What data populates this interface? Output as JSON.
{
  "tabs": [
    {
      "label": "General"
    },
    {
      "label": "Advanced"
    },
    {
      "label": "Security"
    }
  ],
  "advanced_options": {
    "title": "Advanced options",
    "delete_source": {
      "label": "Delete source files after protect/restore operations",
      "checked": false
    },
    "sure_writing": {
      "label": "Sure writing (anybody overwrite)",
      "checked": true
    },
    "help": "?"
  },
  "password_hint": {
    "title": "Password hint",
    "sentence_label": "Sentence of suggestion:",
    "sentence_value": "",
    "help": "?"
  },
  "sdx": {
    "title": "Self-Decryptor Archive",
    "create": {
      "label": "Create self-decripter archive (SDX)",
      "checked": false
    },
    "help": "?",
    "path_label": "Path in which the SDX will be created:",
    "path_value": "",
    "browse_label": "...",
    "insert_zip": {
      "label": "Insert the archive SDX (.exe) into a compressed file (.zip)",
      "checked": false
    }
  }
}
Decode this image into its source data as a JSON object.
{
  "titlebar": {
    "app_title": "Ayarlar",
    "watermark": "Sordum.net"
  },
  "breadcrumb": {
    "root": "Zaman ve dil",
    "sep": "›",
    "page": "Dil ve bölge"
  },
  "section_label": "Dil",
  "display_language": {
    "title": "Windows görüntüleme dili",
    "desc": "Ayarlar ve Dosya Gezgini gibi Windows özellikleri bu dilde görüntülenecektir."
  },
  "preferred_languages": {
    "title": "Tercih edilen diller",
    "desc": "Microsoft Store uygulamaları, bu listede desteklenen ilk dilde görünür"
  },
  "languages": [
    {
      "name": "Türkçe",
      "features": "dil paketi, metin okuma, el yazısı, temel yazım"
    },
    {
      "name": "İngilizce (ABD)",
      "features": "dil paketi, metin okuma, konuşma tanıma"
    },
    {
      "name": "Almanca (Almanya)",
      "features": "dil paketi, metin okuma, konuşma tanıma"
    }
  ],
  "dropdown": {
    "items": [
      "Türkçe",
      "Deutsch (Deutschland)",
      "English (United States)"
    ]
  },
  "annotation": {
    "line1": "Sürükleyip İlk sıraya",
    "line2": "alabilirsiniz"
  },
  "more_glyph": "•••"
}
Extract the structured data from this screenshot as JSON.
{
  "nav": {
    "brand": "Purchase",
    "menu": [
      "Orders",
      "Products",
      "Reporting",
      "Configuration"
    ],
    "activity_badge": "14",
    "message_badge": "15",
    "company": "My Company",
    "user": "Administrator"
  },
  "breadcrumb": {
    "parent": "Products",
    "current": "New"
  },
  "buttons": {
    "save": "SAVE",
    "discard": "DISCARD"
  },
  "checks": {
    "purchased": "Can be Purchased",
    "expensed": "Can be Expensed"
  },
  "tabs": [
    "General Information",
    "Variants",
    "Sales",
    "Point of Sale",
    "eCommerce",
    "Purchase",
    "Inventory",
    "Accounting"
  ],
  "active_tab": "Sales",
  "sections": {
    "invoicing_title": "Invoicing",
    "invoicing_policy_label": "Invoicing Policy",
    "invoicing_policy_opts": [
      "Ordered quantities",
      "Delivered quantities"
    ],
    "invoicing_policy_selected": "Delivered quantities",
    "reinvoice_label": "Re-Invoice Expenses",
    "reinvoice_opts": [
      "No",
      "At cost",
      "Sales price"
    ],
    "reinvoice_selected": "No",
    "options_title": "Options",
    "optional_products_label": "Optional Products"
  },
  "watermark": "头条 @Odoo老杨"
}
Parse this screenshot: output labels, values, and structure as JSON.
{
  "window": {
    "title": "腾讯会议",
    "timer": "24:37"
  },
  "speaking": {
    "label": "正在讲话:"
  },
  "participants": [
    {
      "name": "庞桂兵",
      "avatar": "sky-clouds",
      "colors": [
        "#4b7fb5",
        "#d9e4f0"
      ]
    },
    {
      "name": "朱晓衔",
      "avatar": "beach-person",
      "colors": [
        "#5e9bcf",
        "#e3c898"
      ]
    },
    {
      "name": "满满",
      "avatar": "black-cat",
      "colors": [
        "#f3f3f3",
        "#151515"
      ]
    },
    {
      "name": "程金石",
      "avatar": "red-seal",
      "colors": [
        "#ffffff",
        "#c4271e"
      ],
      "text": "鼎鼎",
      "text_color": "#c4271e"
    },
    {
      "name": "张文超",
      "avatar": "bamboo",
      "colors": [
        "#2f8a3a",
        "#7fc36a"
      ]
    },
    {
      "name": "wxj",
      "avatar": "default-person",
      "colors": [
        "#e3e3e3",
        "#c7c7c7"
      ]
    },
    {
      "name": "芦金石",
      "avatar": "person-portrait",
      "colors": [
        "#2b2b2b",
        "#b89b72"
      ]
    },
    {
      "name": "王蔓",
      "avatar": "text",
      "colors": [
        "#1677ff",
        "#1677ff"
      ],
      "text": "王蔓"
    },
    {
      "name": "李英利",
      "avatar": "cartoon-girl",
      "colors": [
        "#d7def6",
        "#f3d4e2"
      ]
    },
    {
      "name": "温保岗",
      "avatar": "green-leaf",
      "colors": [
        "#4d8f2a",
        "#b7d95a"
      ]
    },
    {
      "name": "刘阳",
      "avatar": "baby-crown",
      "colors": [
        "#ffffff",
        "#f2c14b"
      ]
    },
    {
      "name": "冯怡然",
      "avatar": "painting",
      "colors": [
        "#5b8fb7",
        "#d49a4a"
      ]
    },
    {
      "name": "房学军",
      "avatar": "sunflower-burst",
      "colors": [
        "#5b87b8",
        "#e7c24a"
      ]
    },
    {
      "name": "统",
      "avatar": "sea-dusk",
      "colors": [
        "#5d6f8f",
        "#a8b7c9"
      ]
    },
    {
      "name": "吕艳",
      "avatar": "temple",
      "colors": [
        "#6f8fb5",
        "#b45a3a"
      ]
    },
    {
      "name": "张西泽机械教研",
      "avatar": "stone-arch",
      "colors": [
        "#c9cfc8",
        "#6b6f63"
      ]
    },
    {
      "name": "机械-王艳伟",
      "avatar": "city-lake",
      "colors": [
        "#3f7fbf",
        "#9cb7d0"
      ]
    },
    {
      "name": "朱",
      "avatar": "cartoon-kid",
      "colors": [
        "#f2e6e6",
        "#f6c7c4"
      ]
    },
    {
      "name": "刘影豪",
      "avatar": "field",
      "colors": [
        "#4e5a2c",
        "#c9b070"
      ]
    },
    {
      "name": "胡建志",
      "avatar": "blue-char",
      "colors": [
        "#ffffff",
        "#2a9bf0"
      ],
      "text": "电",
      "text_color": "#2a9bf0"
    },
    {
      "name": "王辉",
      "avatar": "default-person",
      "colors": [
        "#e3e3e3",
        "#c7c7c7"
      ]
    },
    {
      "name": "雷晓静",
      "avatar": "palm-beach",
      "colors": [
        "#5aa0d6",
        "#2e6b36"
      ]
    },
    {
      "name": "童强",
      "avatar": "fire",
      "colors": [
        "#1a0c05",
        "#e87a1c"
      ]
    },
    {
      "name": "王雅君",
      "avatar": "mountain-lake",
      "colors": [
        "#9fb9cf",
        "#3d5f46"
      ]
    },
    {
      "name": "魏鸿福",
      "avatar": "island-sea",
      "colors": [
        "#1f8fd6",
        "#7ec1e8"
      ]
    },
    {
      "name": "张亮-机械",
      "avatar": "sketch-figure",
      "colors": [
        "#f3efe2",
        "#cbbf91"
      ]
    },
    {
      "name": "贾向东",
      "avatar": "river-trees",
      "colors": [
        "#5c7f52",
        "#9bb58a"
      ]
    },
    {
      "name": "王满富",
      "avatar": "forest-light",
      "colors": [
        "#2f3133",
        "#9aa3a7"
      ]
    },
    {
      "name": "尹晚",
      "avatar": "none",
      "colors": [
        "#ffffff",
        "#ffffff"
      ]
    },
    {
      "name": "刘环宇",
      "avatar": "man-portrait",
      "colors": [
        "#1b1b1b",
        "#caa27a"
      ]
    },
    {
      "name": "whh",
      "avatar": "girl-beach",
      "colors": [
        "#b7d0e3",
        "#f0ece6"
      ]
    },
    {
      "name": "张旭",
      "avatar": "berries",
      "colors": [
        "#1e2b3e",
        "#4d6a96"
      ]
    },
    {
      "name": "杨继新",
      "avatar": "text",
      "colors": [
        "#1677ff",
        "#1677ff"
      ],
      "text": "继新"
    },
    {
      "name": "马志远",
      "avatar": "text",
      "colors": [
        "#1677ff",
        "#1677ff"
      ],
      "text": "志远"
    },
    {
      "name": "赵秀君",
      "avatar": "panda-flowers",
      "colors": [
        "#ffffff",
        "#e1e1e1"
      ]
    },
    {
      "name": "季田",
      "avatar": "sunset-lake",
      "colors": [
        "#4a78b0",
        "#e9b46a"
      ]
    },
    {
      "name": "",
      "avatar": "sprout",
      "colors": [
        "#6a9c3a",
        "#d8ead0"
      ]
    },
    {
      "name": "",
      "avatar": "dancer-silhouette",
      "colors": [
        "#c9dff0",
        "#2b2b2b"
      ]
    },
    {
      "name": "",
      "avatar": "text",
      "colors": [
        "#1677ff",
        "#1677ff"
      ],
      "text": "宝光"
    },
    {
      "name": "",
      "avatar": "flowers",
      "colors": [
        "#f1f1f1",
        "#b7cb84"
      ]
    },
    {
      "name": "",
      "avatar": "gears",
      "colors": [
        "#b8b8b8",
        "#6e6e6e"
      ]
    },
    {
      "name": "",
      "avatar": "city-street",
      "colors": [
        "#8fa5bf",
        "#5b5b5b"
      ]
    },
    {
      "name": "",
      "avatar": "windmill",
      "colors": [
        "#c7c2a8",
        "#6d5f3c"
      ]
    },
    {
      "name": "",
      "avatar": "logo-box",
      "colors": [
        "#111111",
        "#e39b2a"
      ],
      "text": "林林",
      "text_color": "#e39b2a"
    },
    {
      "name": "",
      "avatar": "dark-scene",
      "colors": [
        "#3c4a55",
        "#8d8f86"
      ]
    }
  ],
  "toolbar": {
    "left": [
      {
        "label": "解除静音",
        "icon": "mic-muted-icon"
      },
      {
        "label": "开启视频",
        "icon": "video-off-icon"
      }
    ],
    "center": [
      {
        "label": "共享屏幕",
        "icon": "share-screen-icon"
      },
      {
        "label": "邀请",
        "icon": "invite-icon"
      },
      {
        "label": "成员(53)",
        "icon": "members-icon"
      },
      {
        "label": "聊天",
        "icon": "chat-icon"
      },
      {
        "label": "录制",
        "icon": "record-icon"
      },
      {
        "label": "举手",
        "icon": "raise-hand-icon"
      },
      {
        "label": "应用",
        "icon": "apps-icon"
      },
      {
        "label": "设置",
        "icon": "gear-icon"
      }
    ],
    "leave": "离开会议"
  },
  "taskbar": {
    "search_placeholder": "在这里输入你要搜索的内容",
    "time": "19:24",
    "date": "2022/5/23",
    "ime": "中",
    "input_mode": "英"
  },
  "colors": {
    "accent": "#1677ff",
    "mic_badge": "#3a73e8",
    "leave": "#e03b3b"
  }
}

#####

▶ _Brief_: Among the lines above, how many contain the string "this"? State the number alone.

▶ _Response below_: 4